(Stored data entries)
##############################

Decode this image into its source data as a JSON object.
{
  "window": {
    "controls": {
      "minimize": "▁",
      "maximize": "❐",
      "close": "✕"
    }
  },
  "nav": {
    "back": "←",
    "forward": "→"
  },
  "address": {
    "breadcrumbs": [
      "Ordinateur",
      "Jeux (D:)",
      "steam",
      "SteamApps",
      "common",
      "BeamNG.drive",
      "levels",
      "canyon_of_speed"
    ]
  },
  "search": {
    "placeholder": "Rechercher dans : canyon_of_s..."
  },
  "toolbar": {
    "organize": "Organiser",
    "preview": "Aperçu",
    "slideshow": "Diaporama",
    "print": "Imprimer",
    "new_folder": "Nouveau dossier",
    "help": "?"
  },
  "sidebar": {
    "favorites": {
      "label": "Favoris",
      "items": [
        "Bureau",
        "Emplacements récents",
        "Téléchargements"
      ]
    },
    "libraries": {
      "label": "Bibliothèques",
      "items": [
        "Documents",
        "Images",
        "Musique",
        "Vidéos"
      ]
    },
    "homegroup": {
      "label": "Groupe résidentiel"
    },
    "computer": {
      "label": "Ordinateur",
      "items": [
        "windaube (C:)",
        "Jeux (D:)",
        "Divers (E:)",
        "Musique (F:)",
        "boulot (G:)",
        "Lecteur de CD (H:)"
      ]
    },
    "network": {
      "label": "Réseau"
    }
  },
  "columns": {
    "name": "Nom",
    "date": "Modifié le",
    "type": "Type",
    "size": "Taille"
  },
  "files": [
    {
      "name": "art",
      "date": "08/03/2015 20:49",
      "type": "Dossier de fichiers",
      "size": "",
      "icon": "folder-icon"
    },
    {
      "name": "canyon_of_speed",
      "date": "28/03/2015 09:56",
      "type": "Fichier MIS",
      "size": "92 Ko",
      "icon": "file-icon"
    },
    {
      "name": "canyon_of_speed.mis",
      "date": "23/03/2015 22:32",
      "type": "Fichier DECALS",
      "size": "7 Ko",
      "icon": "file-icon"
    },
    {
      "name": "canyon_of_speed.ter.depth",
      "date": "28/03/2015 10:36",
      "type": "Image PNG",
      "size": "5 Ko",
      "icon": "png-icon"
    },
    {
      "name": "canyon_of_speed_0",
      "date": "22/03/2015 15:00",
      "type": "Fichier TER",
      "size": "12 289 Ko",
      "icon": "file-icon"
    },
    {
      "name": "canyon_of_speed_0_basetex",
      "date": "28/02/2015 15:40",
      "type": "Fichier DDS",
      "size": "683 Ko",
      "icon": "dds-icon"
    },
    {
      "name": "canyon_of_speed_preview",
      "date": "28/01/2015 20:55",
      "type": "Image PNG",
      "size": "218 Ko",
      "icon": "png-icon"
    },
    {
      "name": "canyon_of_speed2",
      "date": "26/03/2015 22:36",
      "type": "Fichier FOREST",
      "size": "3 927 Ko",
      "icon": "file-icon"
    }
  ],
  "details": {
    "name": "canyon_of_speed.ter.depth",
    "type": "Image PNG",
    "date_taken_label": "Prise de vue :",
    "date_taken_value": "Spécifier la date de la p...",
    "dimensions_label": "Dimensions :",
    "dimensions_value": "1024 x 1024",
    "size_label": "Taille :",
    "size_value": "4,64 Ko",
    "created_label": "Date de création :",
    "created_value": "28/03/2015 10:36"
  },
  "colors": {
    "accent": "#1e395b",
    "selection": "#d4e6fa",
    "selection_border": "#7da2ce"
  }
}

##############################

WORK TO COMPLETE:
Where a line of the data holds "name", show that line.

SOLUTION FOR THIS TASK:
    "name": "Nom",
      "name": "art",
      "name": "canyon_of_speed",
      "name": "canyon_of_speed.mis",
      "name": "canyon_of_speed.ter.depth",
      "name": "canyon_of_speed_0",
      "name": "canyon_of_speed_0_basetex",
      "name": "canyon_of_speed_preview",
      "name": "canyon_of_speed2",
    "name": "canyon_of_speed.ter.depth",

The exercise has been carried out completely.